**What needs to be done**
Write out every line below that includes the word "jest".

(Stored records)
═══
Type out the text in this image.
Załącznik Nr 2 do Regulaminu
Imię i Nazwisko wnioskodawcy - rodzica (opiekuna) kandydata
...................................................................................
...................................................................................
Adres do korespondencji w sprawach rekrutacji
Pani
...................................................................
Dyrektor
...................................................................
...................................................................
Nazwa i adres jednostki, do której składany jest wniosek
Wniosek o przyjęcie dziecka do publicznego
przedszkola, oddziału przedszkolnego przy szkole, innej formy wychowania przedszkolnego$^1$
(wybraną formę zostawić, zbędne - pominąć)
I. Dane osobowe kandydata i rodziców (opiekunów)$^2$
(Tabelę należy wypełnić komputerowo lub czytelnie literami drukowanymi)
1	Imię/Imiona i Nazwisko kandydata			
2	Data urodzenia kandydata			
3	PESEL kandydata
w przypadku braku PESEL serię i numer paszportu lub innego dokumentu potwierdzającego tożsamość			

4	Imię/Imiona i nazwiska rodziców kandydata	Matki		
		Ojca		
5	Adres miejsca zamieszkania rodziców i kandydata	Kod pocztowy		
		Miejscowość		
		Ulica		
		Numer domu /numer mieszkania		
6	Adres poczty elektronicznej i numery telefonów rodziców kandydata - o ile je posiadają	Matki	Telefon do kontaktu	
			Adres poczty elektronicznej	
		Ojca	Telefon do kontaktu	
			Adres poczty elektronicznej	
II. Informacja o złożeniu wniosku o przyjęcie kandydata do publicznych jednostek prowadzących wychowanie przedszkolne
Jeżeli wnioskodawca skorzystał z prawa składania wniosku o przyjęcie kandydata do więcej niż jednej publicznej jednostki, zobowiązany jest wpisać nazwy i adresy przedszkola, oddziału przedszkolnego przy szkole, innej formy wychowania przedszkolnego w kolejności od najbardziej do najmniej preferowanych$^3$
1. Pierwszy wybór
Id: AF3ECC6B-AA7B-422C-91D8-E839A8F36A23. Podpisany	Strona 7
═══
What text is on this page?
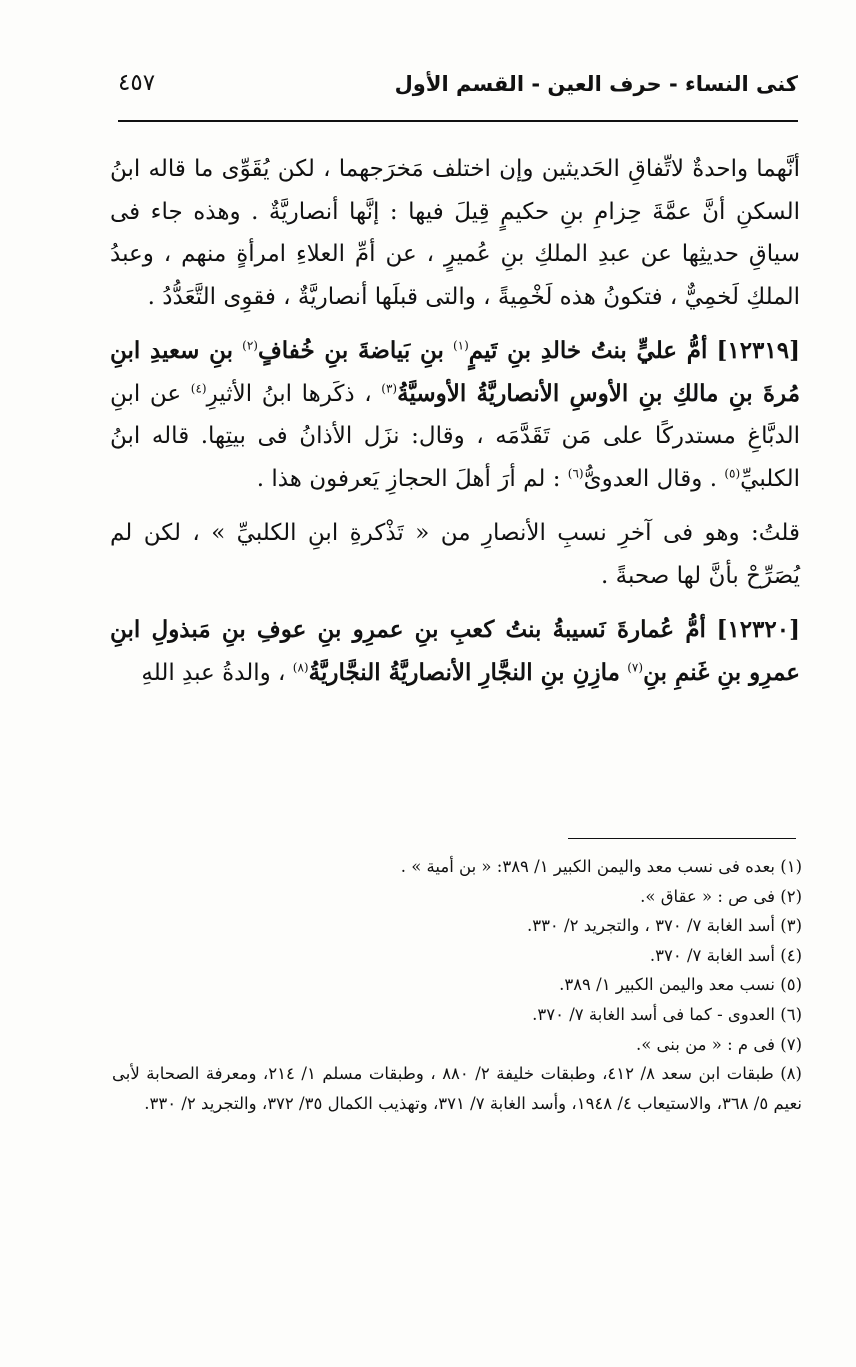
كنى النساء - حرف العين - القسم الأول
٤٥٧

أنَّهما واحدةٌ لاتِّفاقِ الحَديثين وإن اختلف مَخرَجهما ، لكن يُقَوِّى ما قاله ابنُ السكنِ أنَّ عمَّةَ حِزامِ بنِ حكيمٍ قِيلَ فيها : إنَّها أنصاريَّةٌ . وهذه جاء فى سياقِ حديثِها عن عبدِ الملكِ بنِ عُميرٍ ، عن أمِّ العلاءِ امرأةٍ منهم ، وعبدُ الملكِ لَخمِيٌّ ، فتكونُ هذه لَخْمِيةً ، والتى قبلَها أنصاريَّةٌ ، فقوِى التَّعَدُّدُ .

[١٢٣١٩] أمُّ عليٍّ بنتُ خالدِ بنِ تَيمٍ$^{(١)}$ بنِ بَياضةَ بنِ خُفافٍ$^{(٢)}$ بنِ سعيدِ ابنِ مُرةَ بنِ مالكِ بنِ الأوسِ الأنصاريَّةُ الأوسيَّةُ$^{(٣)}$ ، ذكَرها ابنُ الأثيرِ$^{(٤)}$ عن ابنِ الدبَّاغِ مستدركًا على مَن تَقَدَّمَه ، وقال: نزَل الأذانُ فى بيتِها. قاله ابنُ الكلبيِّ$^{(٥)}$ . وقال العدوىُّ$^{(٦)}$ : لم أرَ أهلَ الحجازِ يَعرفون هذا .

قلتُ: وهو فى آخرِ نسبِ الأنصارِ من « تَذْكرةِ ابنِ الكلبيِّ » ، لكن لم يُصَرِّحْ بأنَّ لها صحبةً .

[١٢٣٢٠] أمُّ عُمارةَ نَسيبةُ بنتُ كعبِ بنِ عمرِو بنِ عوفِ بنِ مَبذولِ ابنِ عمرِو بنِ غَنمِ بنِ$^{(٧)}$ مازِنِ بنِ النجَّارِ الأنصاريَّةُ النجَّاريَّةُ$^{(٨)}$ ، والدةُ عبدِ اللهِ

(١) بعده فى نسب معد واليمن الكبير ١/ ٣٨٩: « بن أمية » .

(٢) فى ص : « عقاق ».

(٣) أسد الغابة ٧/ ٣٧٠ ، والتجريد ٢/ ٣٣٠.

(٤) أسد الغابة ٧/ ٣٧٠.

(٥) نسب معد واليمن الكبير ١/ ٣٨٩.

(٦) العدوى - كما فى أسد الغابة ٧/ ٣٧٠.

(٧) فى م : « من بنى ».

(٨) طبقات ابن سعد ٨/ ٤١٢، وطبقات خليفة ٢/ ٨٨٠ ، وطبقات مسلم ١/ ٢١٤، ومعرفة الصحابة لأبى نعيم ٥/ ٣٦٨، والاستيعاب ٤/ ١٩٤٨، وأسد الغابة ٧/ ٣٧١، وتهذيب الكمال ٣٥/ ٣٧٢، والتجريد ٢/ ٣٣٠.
═══
**Right answer**
Nazwa i adres jednostki, do której składany jest wniosek
Jeżeli wnioskodawca skorzystał z prawa składania wniosku o przyjęcie kandydata do więcej niż jednej publicznej jednostki, zobowiązany jest wpisać nazwy i adresy przedszkola, oddziału przedszkolnego przy szkole, innej formy wychowania przedszkolnego w kolejności od najbardziej do najmniej preferowanych$^3$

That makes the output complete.